» Input for this task
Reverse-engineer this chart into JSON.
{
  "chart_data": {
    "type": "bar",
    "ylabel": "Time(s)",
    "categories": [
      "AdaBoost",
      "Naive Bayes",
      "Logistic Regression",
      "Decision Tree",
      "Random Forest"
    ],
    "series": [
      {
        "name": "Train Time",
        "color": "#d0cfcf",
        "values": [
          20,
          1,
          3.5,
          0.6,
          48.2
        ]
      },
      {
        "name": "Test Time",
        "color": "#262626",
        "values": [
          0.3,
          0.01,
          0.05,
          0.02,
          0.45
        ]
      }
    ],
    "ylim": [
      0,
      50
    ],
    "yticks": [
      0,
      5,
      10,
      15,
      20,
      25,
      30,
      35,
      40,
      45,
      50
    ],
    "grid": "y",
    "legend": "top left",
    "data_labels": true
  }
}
---
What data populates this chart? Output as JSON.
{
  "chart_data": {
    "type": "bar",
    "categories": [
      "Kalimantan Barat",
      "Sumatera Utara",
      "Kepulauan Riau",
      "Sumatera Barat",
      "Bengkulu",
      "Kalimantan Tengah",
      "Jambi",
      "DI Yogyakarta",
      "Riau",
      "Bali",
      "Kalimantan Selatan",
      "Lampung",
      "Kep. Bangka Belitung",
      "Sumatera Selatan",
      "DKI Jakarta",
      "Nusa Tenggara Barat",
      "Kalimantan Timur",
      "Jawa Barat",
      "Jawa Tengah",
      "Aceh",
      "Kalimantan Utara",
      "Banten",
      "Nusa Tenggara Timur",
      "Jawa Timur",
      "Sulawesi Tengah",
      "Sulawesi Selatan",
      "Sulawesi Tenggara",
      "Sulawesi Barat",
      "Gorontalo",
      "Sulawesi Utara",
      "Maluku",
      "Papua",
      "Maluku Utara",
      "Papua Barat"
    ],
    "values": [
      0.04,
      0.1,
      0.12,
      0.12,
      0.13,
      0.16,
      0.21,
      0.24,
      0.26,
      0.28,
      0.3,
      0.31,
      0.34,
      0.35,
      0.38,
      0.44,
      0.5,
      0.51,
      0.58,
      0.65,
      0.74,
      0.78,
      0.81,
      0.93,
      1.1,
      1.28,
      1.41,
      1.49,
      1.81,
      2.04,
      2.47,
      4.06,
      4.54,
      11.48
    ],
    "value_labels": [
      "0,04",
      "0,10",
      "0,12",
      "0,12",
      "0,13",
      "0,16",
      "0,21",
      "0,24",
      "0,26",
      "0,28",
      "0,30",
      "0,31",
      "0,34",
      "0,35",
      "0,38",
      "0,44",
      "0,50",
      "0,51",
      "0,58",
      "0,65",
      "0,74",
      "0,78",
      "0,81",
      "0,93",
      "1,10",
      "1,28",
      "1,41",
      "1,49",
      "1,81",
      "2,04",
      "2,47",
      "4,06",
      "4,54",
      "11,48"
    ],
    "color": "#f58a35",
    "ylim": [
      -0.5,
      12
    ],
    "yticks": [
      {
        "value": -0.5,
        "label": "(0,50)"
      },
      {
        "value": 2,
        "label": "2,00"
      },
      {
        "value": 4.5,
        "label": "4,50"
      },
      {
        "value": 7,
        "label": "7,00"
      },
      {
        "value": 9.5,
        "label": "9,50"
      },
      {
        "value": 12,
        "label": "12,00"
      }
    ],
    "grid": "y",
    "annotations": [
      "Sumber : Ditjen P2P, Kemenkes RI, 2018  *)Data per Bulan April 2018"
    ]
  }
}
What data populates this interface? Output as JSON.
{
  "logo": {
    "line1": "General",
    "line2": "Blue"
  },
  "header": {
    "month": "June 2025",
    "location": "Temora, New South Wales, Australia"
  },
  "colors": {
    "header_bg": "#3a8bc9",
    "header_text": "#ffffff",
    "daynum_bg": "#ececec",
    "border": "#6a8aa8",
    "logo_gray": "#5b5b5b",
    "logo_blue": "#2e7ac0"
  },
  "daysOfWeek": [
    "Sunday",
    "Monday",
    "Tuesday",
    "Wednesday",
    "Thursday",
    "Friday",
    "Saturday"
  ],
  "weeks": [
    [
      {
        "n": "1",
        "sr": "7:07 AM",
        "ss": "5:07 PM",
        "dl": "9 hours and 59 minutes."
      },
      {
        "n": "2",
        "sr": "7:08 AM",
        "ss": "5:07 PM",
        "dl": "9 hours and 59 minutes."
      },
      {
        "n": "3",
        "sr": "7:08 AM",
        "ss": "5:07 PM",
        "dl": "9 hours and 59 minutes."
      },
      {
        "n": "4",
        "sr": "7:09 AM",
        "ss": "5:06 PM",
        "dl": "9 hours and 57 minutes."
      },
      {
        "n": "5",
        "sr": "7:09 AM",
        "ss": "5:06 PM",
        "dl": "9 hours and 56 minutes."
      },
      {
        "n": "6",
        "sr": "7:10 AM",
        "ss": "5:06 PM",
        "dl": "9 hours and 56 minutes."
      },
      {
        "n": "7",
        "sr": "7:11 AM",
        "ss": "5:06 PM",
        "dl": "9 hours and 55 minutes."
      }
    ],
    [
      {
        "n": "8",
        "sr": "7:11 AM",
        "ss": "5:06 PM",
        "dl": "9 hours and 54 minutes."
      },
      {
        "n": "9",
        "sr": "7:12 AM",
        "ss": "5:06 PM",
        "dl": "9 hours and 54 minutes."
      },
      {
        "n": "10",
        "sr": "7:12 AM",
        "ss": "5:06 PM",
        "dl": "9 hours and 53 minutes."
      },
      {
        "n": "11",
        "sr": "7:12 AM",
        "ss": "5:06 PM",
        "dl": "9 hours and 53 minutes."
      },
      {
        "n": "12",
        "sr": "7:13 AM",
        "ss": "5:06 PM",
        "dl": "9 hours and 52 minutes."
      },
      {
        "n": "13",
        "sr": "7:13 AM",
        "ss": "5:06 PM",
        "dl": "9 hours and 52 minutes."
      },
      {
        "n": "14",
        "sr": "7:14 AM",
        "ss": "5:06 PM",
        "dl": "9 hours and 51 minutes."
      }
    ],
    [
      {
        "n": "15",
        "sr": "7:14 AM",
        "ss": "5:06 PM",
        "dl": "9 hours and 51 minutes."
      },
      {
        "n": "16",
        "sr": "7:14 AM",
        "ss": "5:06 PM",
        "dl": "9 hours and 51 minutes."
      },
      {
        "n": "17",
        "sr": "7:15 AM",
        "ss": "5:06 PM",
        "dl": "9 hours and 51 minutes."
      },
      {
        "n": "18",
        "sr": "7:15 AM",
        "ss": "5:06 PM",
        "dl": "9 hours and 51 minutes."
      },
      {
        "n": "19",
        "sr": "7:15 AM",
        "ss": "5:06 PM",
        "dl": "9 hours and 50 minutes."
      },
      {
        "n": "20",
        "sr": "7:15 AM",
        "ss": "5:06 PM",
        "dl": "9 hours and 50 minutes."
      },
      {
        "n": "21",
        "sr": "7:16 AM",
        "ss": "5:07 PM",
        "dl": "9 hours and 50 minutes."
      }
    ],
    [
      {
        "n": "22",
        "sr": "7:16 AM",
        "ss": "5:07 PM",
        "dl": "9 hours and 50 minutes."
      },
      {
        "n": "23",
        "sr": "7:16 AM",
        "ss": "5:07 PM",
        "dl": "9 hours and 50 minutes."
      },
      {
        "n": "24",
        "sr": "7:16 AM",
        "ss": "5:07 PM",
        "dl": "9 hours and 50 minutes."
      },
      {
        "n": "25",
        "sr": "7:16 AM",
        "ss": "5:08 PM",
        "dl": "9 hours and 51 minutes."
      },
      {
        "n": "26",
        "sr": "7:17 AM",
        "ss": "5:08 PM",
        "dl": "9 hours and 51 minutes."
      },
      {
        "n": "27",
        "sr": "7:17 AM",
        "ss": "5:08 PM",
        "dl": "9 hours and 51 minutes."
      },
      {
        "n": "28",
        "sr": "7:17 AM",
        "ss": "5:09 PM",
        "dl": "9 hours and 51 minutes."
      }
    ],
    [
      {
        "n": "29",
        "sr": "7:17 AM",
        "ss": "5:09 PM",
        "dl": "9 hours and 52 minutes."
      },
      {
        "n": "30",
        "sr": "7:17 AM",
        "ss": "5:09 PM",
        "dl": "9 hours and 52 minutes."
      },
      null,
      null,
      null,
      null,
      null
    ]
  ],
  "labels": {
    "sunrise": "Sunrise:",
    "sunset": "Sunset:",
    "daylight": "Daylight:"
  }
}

» Stated goal
Identify every line above that includes the word "Timur", and show those lines.

» Answer to the exercise
      "Kalimantan Timur",
      "Nusa Tenggara Timur",
      "Jawa Timur",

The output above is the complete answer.